§ Recorded data:
══════════════════════════════
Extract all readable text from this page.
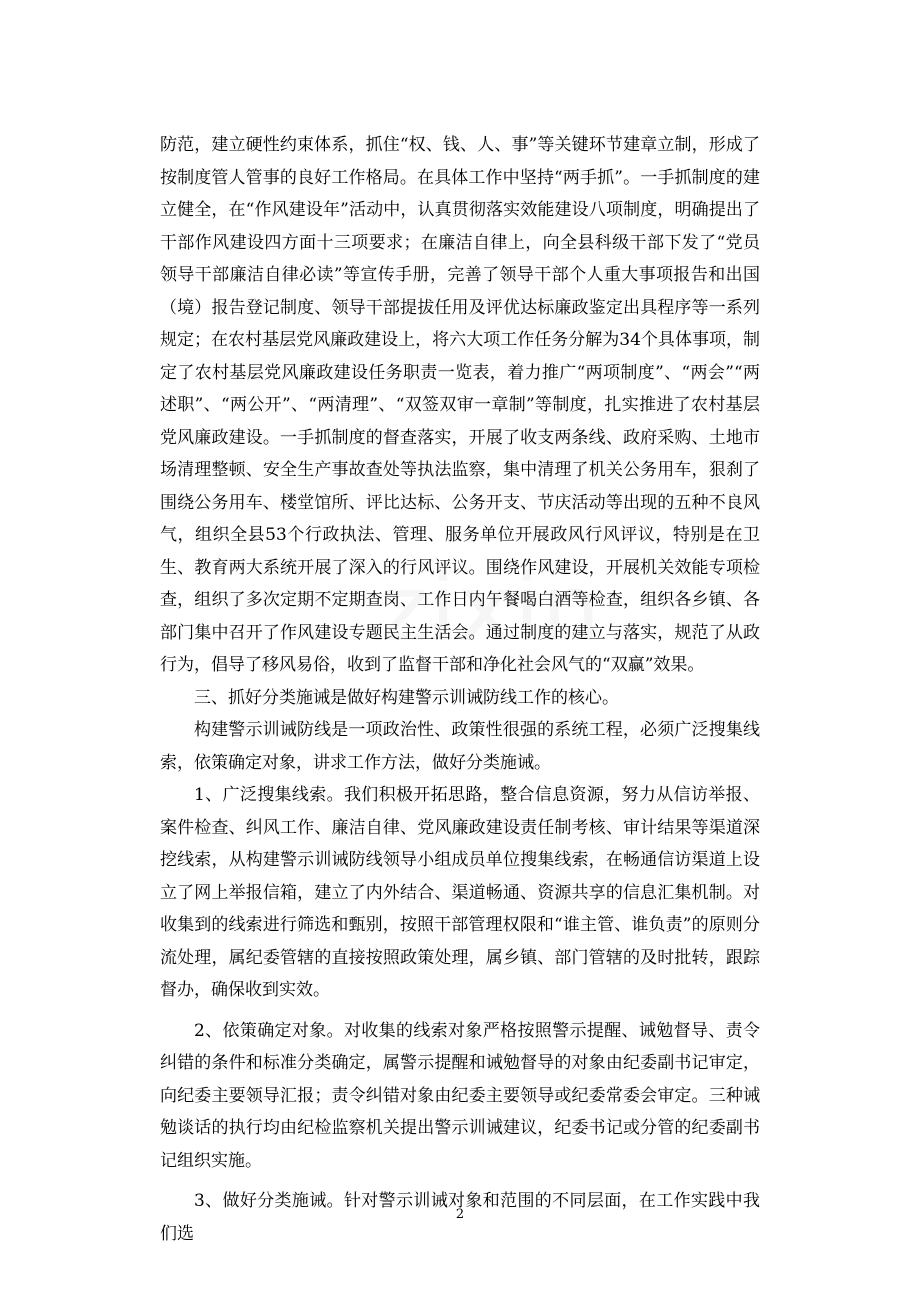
防范，建立硬性约束体系，抓住“权、钱、人、事”等关键环节建章立制，形成了按制度管人管事的良好工作格局。在具体工作中坚持“两手抓”。一手抓制度的建立健全，在“作风建设年”活动中，认真贯彻落实效能建设八项制度，明确提出了干部作风建设四方面十三项要求；在廉洁自律上，向全县科级干部下发了“党员领导干部廉洁自律必读”等宣传手册，完善了领导干部个人重大事项报告和出国（境）报告登记制度、领导干部提拔任用及评优达标廉政鉴定出具程序等一系列规定；在农村基层党风廉政建设上，将六大项工作任务分解为34个具体事项，制定了农村基层党风廉政建设任务职责一览表，着力推广“两项制度”、“两会”“两述职”、“两公开”、“两清理”、“双签双审一章制”等制度，扎实推进了农村基层党风廉政建设。一手抓制度的督查落实，开展了收支两条线、政府采购、土地市场清理整顿、安全生产事故查处等执法监察，集中清理了机关公务用车，狠刹了围绕公务用车、楼堂馆所、评比达标、公务开支、节庆活动等出现的五种不良风气，组织全县53个行政执法、管理、服务单位开展政风行风评议，特别是在卫生、教育两大系统开展了深入的行风评议。围绕作风建设，开展机关效能专项检查，组织了多次定期不定期查岗、工作日内午餐喝白酒等检查，组织各乡镇、各部门集中召开了作风建设专题民主生活会。通过制度的建立与落实，规范了从政行为，倡导了移风易俗，收到了监督干部和净化社会风气的“双赢”效果。

三、抓好分类施诫是做好构建警示训诫防线工作的核心。

构建警示训诫防线是一项政治性、政策性很强的系统工程，必须广泛搜集线索，依策确定对象，讲求工作方法，做好分类施诫。

1、广泛搜集线索。我们积极开拓思路，整合信息资源，努力从信访举报、案件检查、纠风工作、廉洁自律、党风廉政建设责任制考核、审计结果等渠道深挖线索，从构建警示训诫防线领导小组成员单位搜集线索，在畅通信访渠道上设立了网上举报信箱，建立了内外结合、渠道畅通、资源共享的信息汇集机制。对收集到的线索进行筛选和甄别，按照干部管理权限和“谁主管、谁负责”的原则分流处理，属纪委管辖的直接按照政策处理，属乡镇、部门管辖的及时批转，跟踪督办，确保收到实效。

2、依策确定对象。对收集的线索对象严格按照警示提醒、诫勉督导、责令纠错的条件和标准分类确定，属警示提醒和诫勉督导的对象由纪委副书记审定，向纪委主要领导汇报；责令纠错对象由纪委主要领导或纪委常委会审定。三种诫勉谈话的执行均由纪检监察机关提出警示训诫建议，纪委书记或分管的纪委副书记组织实施。

3、做好分类施诫。针对警示训诫对象和范围的不同层面，在工作实践中我们选

2
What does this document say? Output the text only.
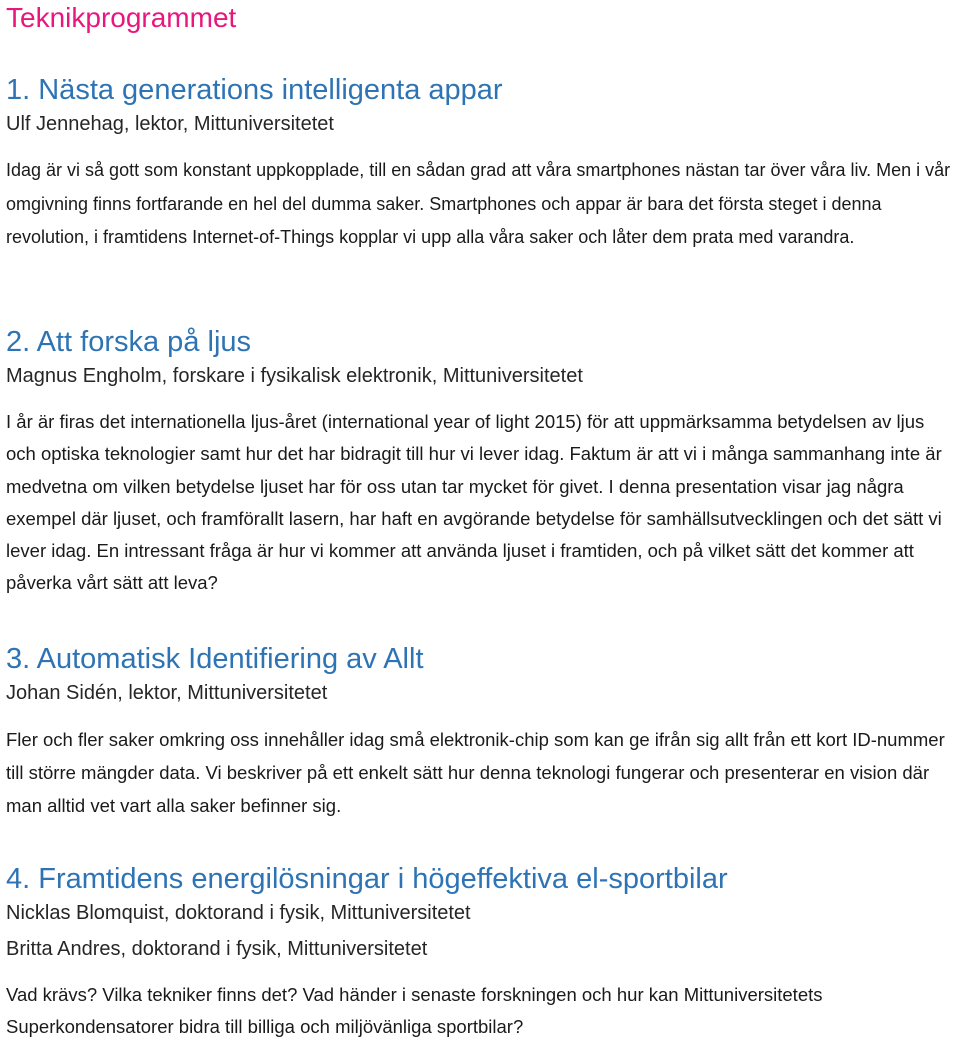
Teknikprogrammet
1. Nästa generations intelligenta appar

Ulf Jennehag, lektor, Mittuniversitetet

Idag är vi så gott som konstant uppkopplade, till en sådan grad att våra smartphones nästan tar över våra liv. Men i vår omgivning finns fortfarande en hel del dumma saker. Smartphones och appar är bara det första steget i denna revolution, i framtidens Internet-of-Things kopplar vi upp alla våra saker och låter dem prata med varandra.

2. Att forska på ljus

Magnus Engholm, forskare i fysikalisk elektronik, Mittuniversitetet

I år är firas det internationella ljus-året (international year of light 2015) för att uppmärksamma betydelsen av ljus och optiska teknologier samt hur det har bidragit till hur vi lever idag. Faktum är att vi i många sammanhang inte är medvetna om vilken betydelse ljuset har för oss utan tar mycket för givet. I denna presentation visar jag några exempel där ljuset, och framförallt lasern, har haft en avgörande betydelse för samhällsutvecklingen och det sätt vi lever idag. En intressant fråga är hur vi kommer att använda ljuset i framtiden, och på vilket sätt det kommer att påverka vårt sätt att leva?

3. Automatisk Identifiering av Allt

Johan Sidén, lektor, Mittuniversitetet

Fler och fler saker omkring oss innehåller idag små elektronik-chip som kan ge ifrån sig allt från ett kort ID-nummer till större mängder data. Vi beskriver på ett enkelt sätt hur denna teknologi fungerar och presenterar en vision där man alltid vet vart alla saker befinner sig.

4. Framtidens energilösningar i högeffektiva el-sportbilar

Nicklas Blomquist, doktorand i fysik, Mittuniversitetet

Britta Andres, doktorand i fysik, Mittuniversitetet

Vad krävs? Vilka tekniker finns det? Vad händer i senaste forskningen och hur kan Mittuniversitetets Superkondensatorer bidra till billiga och miljövänliga sportbilar?
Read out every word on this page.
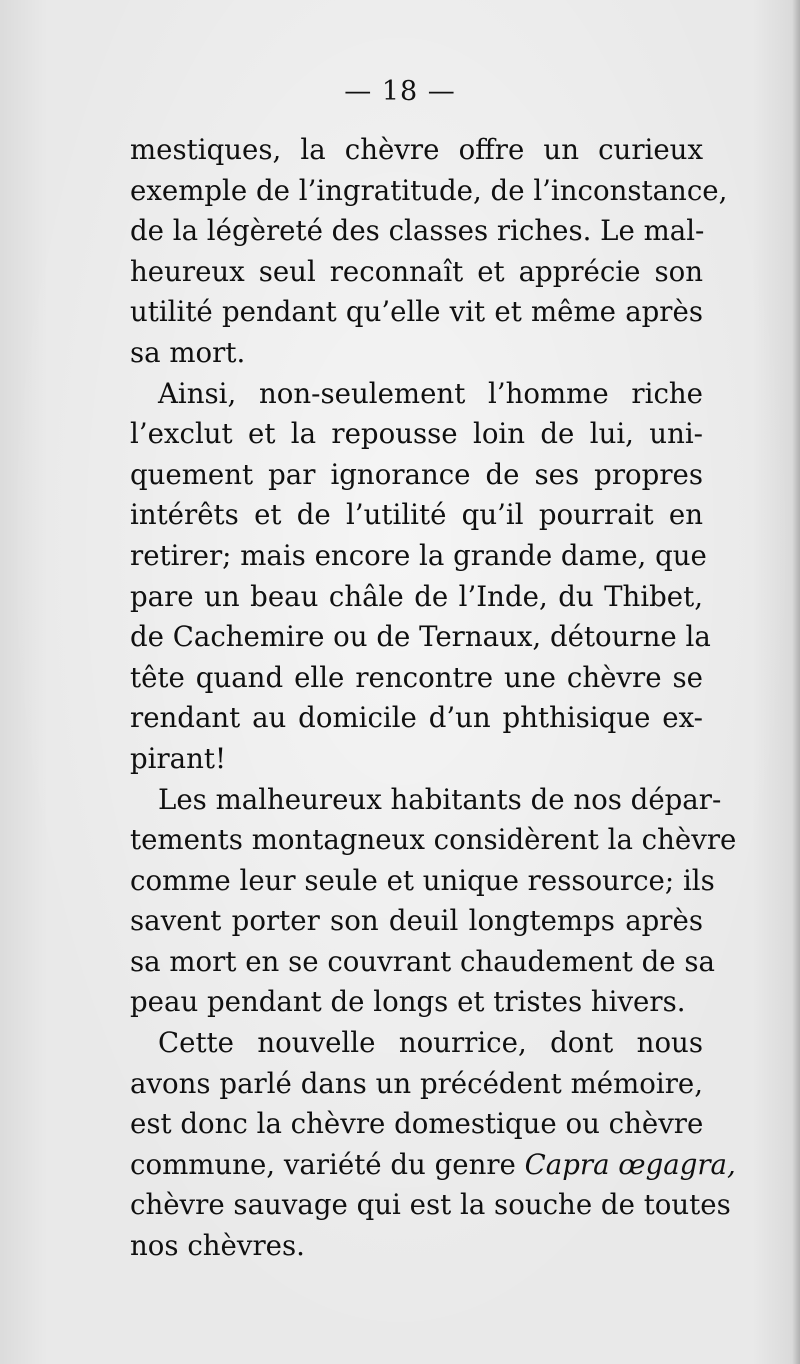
— 18 —
mestiques, la chèvre offre un curieux
exemple de l’ingratitude, de l’inconstance,
de la légèreté des classes riches. Le mal-
heureux seul reconnaît et apprécie son
utilité pendant qu’elle vit et même après
sa mort.
Ainsi, non-seulement l’homme riche
l’exclut et la repousse loin de lui, uni-
quement par ignorance de ses propres
intérêts et de l’utilité qu’il pourrait en
retirer; mais encore la grande dame, que
pare un beau châle de l’Inde, du Thibet,
de Cachemire ou de Ternaux, détourne la
tête quand elle rencontre une chèvre se
rendant au domicile d’un phthisique ex-
pirant!
Les malheureux habitants de nos dépar-
tements montagneux considèrent la chèvre
comme leur seule et unique ressource; ils
savent porter son deuil longtemps après
sa mort en se couvrant chaudement de sa
peau pendant de longs et tristes hivers.
Cette nouvelle nourrice, dont nous
avons parlé dans un précédent mémoire,
est donc la chèvre domestique ou chèvre
commune, variété du genre Capra œgagra,
chèvre sauvage qui est la souche de toutes
nos chèvres.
══════════════════════════════
Set the data above down again exactly as given, with no pictures.

Extract all readable text from this page.
防范，建立硬性约束体系，抓住“权、钱、人、事”等关键环节建章立制，形成了按制度管人管事的良好工作格局。在具体工作中坚持“两手抓”。一手抓制度的建立健全，在“作风建设年”活动中，认真贯彻落实效能建设八项制度，明确提出了干部作风建设四方面十三项要求；在廉洁自律上，向全县科级干部下发了“党员领导干部廉洁自律必读”等宣传手册，完善了领导干部个人重大事项报告和出国（境）报告登记制度、领导干部提拔任用及评优达标廉政鉴定出具程序等一系列规定；在农村基层党风廉政建设上，将六大项工作任务分解为34个具体事项，制定了农村基层党风廉政建设任务职责一览表，着力推广“两项制度”、“两会”“两述职”、“两公开”、“两清理”、“双签双审一章制”等制度，扎实推进了农村基层党风廉政建设。一手抓制度的督查落实，开展了收支两条线、政府采购、土地市场清理整顿、安全生产事故查处等执法监察，集中清理了机关公务用车，狠刹了围绕公务用车、楼堂馆所、评比达标、公务开支、节庆活动等出现的五种不良风气，组织全县53个行政执法、管理、服务单位开展政风行风评议，特别是在卫生、教育两大系统开展了深入的行风评议。围绕作风建设，开展机关效能专项检查，组织了多次定期不定期查岗、工作日内午餐喝白酒等检查，组织各乡镇、各部门集中召开了作风建设专题民主生活会。通过制度的建立与落实，规范了从政行为，倡导了移风易俗，收到了监督干部和净化社会风气的“双赢”效果。

三、抓好分类施诫是做好构建警示训诫防线工作的核心。

构建警示训诫防线是一项政治性、政策性很强的系统工程，必须广泛搜集线索，依策确定对象，讲求工作方法，做好分类施诫。

1、广泛搜集线索。我们积极开拓思路，整合信息资源，努力从信访举报、案件检查、纠风工作、廉洁自律、党风廉政建设责任制考核、审计结果等渠道深挖线索，从构建警示训诫防线领导小组成员单位搜集线索，在畅通信访渠道上设立了网上举报信箱，建立了内外结合、渠道畅通、资源共享的信息汇集机制。对收集到的线索进行筛选和甄别，按照干部管理权限和“谁主管、谁负责”的原则分流处理，属纪委管辖的直接按照政策处理，属乡镇、部门管辖的及时批转，跟踪督办，确保收到实效。

2、依策确定对象。对收集的线索对象严格按照警示提醒、诫勉督导、责令纠错的条件和标准分类确定，属警示提醒和诫勉督导的对象由纪委副书记审定，向纪委主要领导汇报；责令纠错对象由纪委主要领导或纪委常委会审定。三种诫勉谈话的执行均由纪检监察机关提出警示训诫建议，纪委书记或分管的纪委副书记组织实施。

3、做好分类施诫。针对警示训诫对象和范围的不同层面，在工作实践中我们选

2
What does this document say? Output the text only.
Teknikprogrammet
1. Nästa generations intelligenta appar

Ulf Jennehag, lektor, Mittuniversitetet

Idag är vi så gott som konstant uppkopplade, till en sådan grad att våra smartphones nästan tar över våra liv. Men i vår omgivning finns fortfarande en hel del dumma saker. Smartphones och appar är bara det första steget i denna revolution, i framtidens Internet-of-Things kopplar vi upp alla våra saker och låter dem prata med varandra.

2. Att forska på ljus

Magnus Engholm, forskare i fysikalisk elektronik, Mittuniversitetet

I år är firas det internationella ljus-året (international year of light 2015) för att uppmärksamma betydelsen av ljus och optiska teknologier samt hur det har bidragit till hur vi lever idag. Faktum är att vi i många sammanhang inte är medvetna om vilken betydelse ljuset har för oss utan tar mycket för givet. I denna presentation visar jag några exempel där ljuset, och framförallt lasern, har haft en avgörande betydelse för samhällsutvecklingen och det sätt vi lever idag. En intressant fråga är hur vi kommer att använda ljuset i framtiden, och på vilket sätt det kommer att påverka vårt sätt att leva?

3. Automatisk Identifiering av Allt

Johan Sidén, lektor, Mittuniversitetet

Fler och fler saker omkring oss innehåller idag små elektronik-chip som kan ge ifrån sig allt från ett kort ID-nummer till större mängder data. Vi beskriver på ett enkelt sätt hur denna teknologi fungerar och presenterar en vision där man alltid vet vart alla saker befinner sig.

4. Framtidens energilösningar i högeffektiva el-sportbilar

Nicklas Blomquist, doktorand i fysik, Mittuniversitetet

Britta Andres, doktorand i fysik, Mittuniversitetet

Vad krävs? Vilka tekniker finns det? Vad händer i senaste forskningen och hur kan Mittuniversitetets Superkondensatorer bidra till billiga och miljövänliga sportbilar?
Read out every word on this page.
— 18 —
mestiques, la chèvre offre un curieux
exemple de l’ingratitude, de l’inconstance,
de la légèreté des classes riches. Le mal-
heureux seul reconnaît et apprécie son
utilité pendant qu’elle vit et même après
sa mort.
Ainsi, non-seulement l’homme riche
l’exclut et la repousse loin de lui, uni-
quement par ignorance de ses propres
intérêts et de l’utilité qu’il pourrait en
retirer; mais encore la grande dame, que
pare un beau châle de l’Inde, du Thibet,
de Cachemire ou de Ternaux, détourne la
tête quand elle rencontre une chèvre se
rendant au domicile d’un phthisique ex-
pirant!
Les malheureux habitants de nos dépar-
tements montagneux considèrent la chèvre
comme leur seule et unique ressource; ils
savent porter son deuil longtemps après
sa mort en se couvrant chaudement de sa
peau pendant de longs et tristes hivers.
Cette nouvelle nourrice, dont nous
avons parlé dans un précédent mémoire,
est donc la chèvre domestique ou chèvre
commune, variété du genre Capra œgagra,
chèvre sauvage qui est la souche de toutes
nos chèvres.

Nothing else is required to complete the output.